═════ Records supplied ═════

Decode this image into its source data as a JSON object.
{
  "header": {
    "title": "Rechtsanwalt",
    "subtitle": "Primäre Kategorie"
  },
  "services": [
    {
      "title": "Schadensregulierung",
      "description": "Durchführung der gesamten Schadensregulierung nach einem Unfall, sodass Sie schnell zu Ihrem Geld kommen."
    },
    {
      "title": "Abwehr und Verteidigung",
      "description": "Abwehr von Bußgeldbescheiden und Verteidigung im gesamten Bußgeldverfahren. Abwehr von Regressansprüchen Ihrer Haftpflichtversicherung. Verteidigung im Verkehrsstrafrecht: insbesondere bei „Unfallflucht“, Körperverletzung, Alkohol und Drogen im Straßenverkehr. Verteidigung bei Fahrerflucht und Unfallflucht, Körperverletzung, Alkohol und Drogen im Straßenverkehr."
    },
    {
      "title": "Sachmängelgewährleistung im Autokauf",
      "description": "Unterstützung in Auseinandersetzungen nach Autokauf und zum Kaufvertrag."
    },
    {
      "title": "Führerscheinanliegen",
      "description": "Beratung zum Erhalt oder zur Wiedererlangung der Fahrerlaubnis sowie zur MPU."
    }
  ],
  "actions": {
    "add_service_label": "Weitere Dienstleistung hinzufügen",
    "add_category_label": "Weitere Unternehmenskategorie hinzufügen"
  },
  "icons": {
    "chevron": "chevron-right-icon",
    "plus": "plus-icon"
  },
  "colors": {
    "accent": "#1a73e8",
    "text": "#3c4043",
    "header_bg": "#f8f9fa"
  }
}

═════

Reproduce the material exactly, with every line intact.

Task response
Decode this image into its source data as a JSON object.
{
  "header": {
    "title": "Rechtsanwalt",
    "subtitle": "Primäre Kategorie"
  },
  "services": [
    {
      "title": "Schadensregulierung",
      "description": "Durchführung der gesamten Schadensregulierung nach einem Unfall, sodass Sie schnell zu Ihrem Geld kommen."
    },
    {
      "title": "Abwehr und Verteidigung",
      "description": "Abwehr von Bußgeldbescheiden und Verteidigung im gesamten Bußgeldverfahren. Abwehr von Regressansprüchen Ihrer Haftpflichtversicherung. Verteidigung im Verkehrsstrafrecht: insbesondere bei „Unfallflucht“, Körperverletzung, Alkohol und Drogen im Straßenverkehr. Verteidigung bei Fahrerflucht und Unfallflucht, Körperverletzung, Alkohol und Drogen im Straßenverkehr."
    },
    {
      "title": "Sachmängelgewährleistung im Autokauf",
      "description": "Unterstützung in Auseinandersetzungen nach Autokauf und zum Kaufvertrag."
    },
    {
      "title": "Führerscheinanliegen",
      "description": "Beratung zum Erhalt oder zur Wiedererlangung der Fahrerlaubnis sowie zur MPU."
    }
  ],
  "actions": {
    "add_service_label": "Weitere Dienstleistung hinzufügen",
    "add_category_label": "Weitere Unternehmenskategorie hinzufügen"
  },
  "icons": {
    "chevron": "chevron-right-icon",
    "plus": "plus-icon"
  },
  "colors": {
    "accent": "#1a73e8",
    "text": "#3c4043",
    "header_bg": "#f8f9fa"
  }
}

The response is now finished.